Locate "Output a JSON" in the listing below, then output the line holding it and every line after it, exactly and with nothing else.

[Dataset records]
■ ■ ■ ■ ■ ■ ■

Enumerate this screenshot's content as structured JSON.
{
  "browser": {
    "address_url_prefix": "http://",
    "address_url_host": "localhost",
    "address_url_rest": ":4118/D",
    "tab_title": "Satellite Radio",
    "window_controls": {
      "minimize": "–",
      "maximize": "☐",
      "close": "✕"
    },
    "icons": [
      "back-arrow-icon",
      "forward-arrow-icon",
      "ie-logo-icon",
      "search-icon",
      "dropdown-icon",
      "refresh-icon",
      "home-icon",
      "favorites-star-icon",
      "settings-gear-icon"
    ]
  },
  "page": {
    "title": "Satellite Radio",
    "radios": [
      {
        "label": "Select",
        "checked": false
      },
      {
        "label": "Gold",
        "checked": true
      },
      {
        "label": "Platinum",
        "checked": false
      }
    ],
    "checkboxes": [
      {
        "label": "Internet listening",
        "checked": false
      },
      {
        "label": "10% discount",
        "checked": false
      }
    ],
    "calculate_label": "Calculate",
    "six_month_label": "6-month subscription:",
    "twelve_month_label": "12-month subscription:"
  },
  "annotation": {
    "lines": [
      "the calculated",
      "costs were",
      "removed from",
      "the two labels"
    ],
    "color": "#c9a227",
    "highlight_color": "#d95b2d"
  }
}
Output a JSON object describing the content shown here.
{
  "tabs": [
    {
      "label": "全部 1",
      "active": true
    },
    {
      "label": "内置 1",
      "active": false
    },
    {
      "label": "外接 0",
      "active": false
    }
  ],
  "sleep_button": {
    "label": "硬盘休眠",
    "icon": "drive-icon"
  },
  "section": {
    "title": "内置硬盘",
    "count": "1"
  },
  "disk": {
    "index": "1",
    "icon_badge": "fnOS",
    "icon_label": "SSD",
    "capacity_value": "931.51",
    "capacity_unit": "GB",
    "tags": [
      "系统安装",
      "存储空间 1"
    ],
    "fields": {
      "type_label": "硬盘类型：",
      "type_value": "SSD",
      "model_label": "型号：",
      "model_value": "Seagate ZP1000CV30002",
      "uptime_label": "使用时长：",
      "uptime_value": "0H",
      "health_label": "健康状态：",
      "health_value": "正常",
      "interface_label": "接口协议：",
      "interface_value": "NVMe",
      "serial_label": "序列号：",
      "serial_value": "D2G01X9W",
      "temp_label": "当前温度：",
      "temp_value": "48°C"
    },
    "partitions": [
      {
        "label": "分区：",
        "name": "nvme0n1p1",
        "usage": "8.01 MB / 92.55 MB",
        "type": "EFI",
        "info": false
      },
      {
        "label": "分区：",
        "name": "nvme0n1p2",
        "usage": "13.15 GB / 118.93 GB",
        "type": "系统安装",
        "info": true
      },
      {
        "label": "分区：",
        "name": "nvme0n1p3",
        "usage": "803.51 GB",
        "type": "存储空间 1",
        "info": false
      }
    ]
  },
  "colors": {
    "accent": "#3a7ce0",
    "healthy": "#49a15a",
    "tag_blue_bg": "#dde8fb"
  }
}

■ ■ ■ ■ ■ ■ ■

Answer to the exercise —
Output a JSON object describing the content shown here.
{
  "tabs": [
    {
      "label": "全部 1",
      "active": true
    },
    {
      "label": "内置 1",
      "active": false
    },
    {
      "label": "外接 0",
      "active": false
    }
  ],
  "sleep_button": {
    "label": "硬盘休眠",
    "icon": "drive-icon"
  },
  "section": {
    "title": "内置硬盘",
    "count": "1"
  },
  "disk": {
    "index": "1",
    "icon_badge": "fnOS",
    "icon_label": "SSD",
    "capacity_value": "931.51",
    "capacity_unit": "GB",
    "tags": [
      "系统安装",
      "存储空间 1"
    ],
    "fields": {
      "type_label": "硬盘类型：",
      "type_value": "SSD",
      "model_label": "型号：",
      "model_value": "Seagate ZP1000CV30002",
      "uptime_label": "使用时长：",
      "uptime_value": "0H",
      "health_label": "健康状态：",
      "health_value": "正常",
      "interface_label": "接口协议：",
      "interface_value": "NVMe",
      "serial_label": "序列号：",
      "serial_value": "D2G01X9W",
      "temp_label": "当前温度：",
      "temp_value": "48°C"
    },
    "partitions": [
      {
        "label": "分区：",
        "name": "nvme0n1p1",
        "usage": "8.01 MB / 92.55 MB",
        "type": "EFI",
        "info": false
      },
      {
        "label": "分区：",
        "name": "nvme0n1p2",
        "usage": "13.15 GB / 118.93 GB",
        "type": "系统安装",
        "info": true
      },
      {
        "label": "分区：",
        "name": "nvme0n1p3",
        "usage": "803.51 GB",
        "type": "存储空间 1",
        "info": false
      }
    ]
  },
  "colors": {
    "accent": "#3a7ce0",
    "healthy": "#49a15a",
    "tag_blue_bg": "#dde8fb"
  }
}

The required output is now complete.